# Given data start

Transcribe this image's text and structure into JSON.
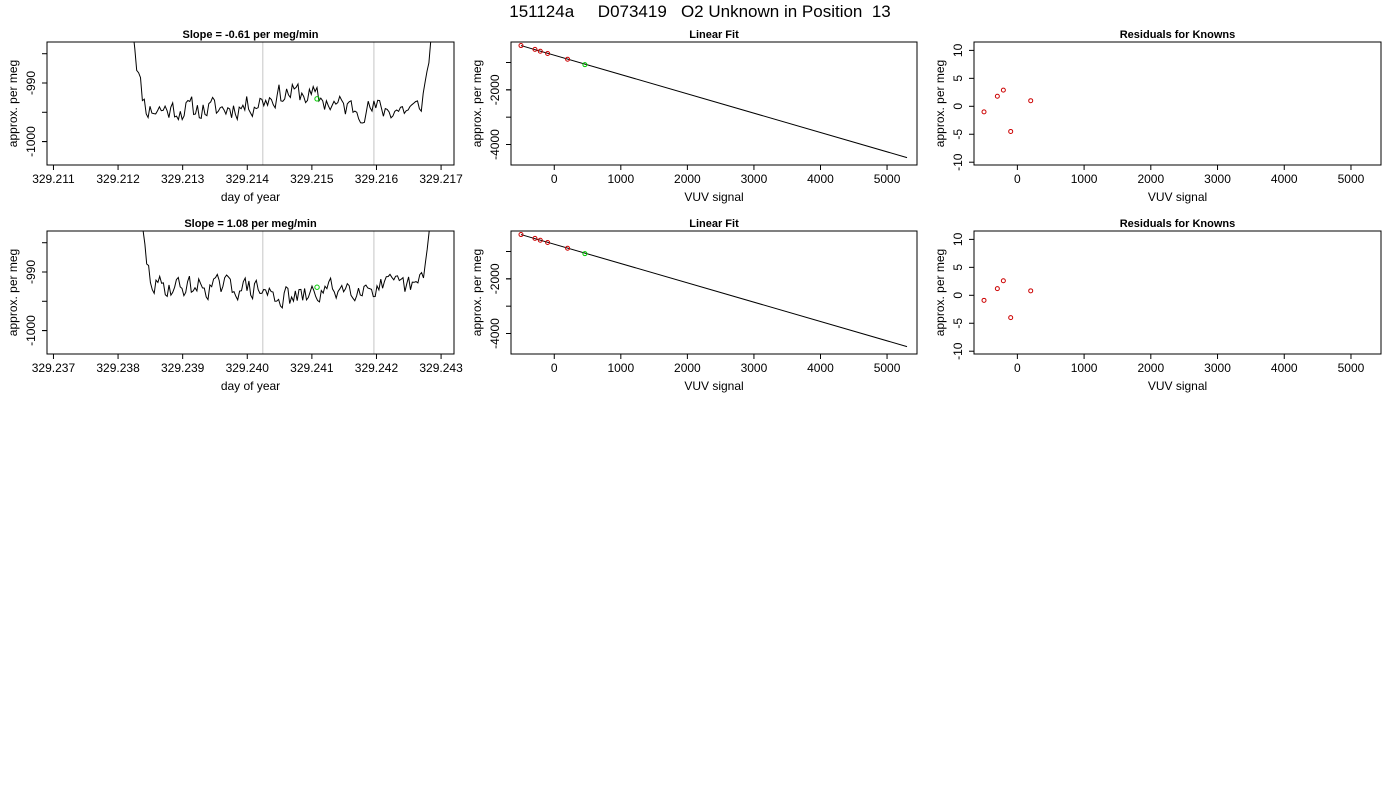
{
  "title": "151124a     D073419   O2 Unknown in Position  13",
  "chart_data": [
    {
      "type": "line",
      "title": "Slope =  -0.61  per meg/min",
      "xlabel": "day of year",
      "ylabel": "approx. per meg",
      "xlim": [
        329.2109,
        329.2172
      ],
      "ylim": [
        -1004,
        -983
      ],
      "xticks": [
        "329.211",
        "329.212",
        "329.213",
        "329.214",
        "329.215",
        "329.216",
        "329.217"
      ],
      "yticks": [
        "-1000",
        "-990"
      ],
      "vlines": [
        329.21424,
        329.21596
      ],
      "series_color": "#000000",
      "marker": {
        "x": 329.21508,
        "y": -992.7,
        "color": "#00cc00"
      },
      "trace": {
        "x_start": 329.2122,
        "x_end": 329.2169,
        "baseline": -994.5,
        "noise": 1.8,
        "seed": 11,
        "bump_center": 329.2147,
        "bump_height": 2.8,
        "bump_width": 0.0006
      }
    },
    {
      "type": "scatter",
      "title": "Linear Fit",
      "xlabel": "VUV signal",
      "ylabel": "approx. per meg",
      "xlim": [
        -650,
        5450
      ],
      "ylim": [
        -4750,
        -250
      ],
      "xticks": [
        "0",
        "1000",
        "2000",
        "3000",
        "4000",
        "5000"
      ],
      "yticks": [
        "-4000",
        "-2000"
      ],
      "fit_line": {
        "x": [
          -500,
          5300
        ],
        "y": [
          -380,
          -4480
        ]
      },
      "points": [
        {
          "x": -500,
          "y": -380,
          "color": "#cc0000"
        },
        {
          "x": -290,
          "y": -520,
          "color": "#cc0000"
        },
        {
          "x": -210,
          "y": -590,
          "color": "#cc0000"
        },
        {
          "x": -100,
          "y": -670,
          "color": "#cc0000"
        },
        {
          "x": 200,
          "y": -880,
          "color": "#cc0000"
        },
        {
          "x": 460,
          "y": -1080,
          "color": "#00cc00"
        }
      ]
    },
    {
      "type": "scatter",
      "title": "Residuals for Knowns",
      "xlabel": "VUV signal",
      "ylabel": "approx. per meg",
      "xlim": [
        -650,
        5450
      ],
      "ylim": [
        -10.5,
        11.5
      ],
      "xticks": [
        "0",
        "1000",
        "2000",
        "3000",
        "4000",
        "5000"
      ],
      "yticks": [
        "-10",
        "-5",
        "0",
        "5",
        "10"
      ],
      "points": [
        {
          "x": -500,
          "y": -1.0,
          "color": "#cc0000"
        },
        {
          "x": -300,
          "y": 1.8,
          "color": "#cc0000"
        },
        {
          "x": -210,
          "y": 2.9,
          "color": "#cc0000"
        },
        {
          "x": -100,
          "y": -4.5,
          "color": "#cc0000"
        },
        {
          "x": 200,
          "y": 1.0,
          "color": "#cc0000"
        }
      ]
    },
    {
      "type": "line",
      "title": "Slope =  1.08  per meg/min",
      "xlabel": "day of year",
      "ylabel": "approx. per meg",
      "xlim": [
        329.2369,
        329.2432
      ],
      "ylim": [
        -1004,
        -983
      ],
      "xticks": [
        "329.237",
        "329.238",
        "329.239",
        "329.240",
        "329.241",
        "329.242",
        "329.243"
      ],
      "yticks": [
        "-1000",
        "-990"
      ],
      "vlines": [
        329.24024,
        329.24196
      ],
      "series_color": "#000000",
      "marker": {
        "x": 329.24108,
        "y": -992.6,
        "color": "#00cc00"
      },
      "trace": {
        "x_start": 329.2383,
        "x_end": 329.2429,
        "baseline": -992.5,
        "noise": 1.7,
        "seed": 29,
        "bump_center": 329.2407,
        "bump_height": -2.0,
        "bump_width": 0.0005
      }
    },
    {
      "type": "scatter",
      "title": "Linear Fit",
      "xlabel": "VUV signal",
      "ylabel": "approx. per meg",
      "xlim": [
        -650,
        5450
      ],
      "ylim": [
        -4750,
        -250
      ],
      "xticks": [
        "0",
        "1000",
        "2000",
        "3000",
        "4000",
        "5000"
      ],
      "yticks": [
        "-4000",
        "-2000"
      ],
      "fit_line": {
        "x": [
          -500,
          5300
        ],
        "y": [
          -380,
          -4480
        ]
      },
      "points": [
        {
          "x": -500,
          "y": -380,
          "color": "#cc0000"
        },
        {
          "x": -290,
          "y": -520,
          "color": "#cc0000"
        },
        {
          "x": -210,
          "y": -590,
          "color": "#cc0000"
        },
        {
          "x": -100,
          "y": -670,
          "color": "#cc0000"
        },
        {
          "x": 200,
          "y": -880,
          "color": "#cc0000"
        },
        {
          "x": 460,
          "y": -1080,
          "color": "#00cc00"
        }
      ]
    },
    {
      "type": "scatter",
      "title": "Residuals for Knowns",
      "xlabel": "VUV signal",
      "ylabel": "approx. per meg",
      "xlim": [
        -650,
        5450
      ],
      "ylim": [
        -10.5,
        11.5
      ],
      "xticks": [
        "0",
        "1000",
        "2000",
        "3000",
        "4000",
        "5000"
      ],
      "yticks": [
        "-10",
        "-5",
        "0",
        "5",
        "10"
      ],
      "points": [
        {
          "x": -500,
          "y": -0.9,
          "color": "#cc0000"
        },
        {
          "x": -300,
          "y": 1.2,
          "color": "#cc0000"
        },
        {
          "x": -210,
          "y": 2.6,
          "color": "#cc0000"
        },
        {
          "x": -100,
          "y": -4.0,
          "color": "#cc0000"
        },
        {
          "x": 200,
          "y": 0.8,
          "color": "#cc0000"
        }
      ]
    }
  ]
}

# Given data end

(Job) Output every entry exactly as given; pictures are not part of the copy.

(Solution for this problem)
Transcribe this image's text and structure into JSON.
{
  "title": "151124a     D073419   O2 Unknown in Position  13",
  "chart_data": [
    {
      "type": "line",
      "title": "Slope =  -0.61  per meg/min",
      "xlabel": "day of year",
      "ylabel": "approx. per meg",
      "xlim": [
        329.2109,
        329.2172
      ],
      "ylim": [
        -1004,
        -983
      ],
      "xticks": [
        "329.211",
        "329.212",
        "329.213",
        "329.214",
        "329.215",
        "329.216",
        "329.217"
      ],
      "yticks": [
        "-1000",
        "-990"
      ],
      "vlines": [
        329.21424,
        329.21596
      ],
      "series_color": "#000000",
      "marker": {
        "x": 329.21508,
        "y": -992.7,
        "color": "#00cc00"
      },
      "trace": {
        "x_start": 329.2122,
        "x_end": 329.2169,
        "baseline": -994.5,
        "noise": 1.8,
        "seed": 11,
        "bump_center": 329.2147,
        "bump_height": 2.8,
        "bump_width": 0.0006
      }
    },
    {
      "type": "scatter",
      "title": "Linear Fit",
      "xlabel": "VUV signal",
      "ylabel": "approx. per meg",
      "xlim": [
        -650,
        5450
      ],
      "ylim": [
        -4750,
        -250
      ],
      "xticks": [
        "0",
        "1000",
        "2000",
        "3000",
        "4000",
        "5000"
      ],
      "yticks": [
        "-4000",
        "-2000"
      ],
      "fit_line": {
        "x": [
          -500,
          5300
        ],
        "y": [
          -380,
          -4480
        ]
      },
      "points": [
        {
          "x": -500,
          "y": -380,
          "color": "#cc0000"
        },
        {
          "x": -290,
          "y": -520,
          "color": "#cc0000"
        },
        {
          "x": -210,
          "y": -590,
          "color": "#cc0000"
        },
        {
          "x": -100,
          "y": -670,
          "color": "#cc0000"
        },
        {
          "x": 200,
          "y": -880,
          "color": "#cc0000"
        },
        {
          "x": 460,
          "y": -1080,
          "color": "#00cc00"
        }
      ]
    },
    {
      "type": "scatter",
      "title": "Residuals for Knowns",
      "xlabel": "VUV signal",
      "ylabel": "approx. per meg",
      "xlim": [
        -650,
        5450
      ],
      "ylim": [
        -10.5,
        11.5
      ],
      "xticks": [
        "0",
        "1000",
        "2000",
        "3000",
        "4000",
        "5000"
      ],
      "yticks": [
        "-10",
        "-5",
        "0",
        "5",
        "10"
      ],
      "points": [
        {
          "x": -500,
          "y": -1.0,
          "color": "#cc0000"
        },
        {
          "x": -300,
          "y": 1.8,
          "color": "#cc0000"
        },
        {
          "x": -210,
          "y": 2.9,
          "color": "#cc0000"
        },
        {
          "x": -100,
          "y": -4.5,
          "color": "#cc0000"
        },
        {
          "x": 200,
          "y": 1.0,
          "color": "#cc0000"
        }
      ]
    },
    {
      "type": "line",
      "title": "Slope =  1.08  per meg/min",
      "xlabel": "day of year",
      "ylabel": "approx. per meg",
      "xlim": [
        329.2369,
        329.2432
      ],
      "ylim": [
        -1004,
        -983
      ],
      "xticks": [
        "329.237",
        "329.238",
        "329.239",
        "329.240",
        "329.241",
        "329.242",
        "329.243"
      ],
      "yticks": [
        "-1000",
        "-990"
      ],
      "vlines": [
        329.24024,
        329.24196
      ],
      "series_color": "#000000",
      "marker": {
        "x": 329.24108,
        "y": -992.6,
        "color": "#00cc00"
      },
      "trace": {
        "x_start": 329.2383,
        "x_end": 329.2429,
        "baseline": -992.5,
        "noise": 1.7,
        "seed": 29,
        "bump_center": 329.2407,
        "bump_height": -2.0,
        "bump_width": 0.0005
      }
    },
    {
      "type": "scatter",
      "title": "Linear Fit",
      "xlabel": "VUV signal",
      "ylabel": "approx. per meg",
      "xlim": [
        -650,
        5450
      ],
      "ylim": [
        -4750,
        -250
      ],
      "xticks": [
        "0",
        "1000",
        "2000",
        "3000",
        "4000",
        "5000"
      ],
      "yticks": [
        "-4000",
        "-2000"
      ],
      "fit_line": {
        "x": [
          -500,
          5300
        ],
        "y": [
          -380,
          -4480
        ]
      },
      "points": [
        {
          "x": -500,
          "y": -380,
          "color": "#cc0000"
        },
        {
          "x": -290,
          "y": -520,
          "color": "#cc0000"
        },
        {
          "x": -210,
          "y": -590,
          "color": "#cc0000"
        },
        {
          "x": -100,
          "y": -670,
          "color": "#cc0000"
        },
        {
          "x": 200,
          "y": -880,
          "color": "#cc0000"
        },
        {
          "x": 460,
          "y": -1080,
          "color": "#00cc00"
        }
      ]
    },
    {
      "type": "scatter",
      "title": "Residuals for Knowns",
      "xlabel": "VUV signal",
      "ylabel": "approx. per meg",
      "xlim": [
        -650,
        5450
      ],
      "ylim": [
        -10.5,
        11.5
      ],
      "xticks": [
        "0",
        "1000",
        "2000",
        "3000",
        "4000",
        "5000"
      ],
      "yticks": [
        "-10",
        "-5",
        "0",
        "5",
        "10"
      ],
      "points": [
        {
          "x": -500,
          "y": -0.9,
          "color": "#cc0000"
        },
        {
          "x": -300,
          "y": 1.2,
          "color": "#cc0000"
        },
        {
          "x": -210,
          "y": 2.6,
          "color": "#cc0000"
        },
        {
          "x": -100,
          "y": -4.0,
          "color": "#cc0000"
        },
        {
          "x": 200,
          "y": 0.8,
          "color": "#cc0000"
        }
      ]
    }
  ]
}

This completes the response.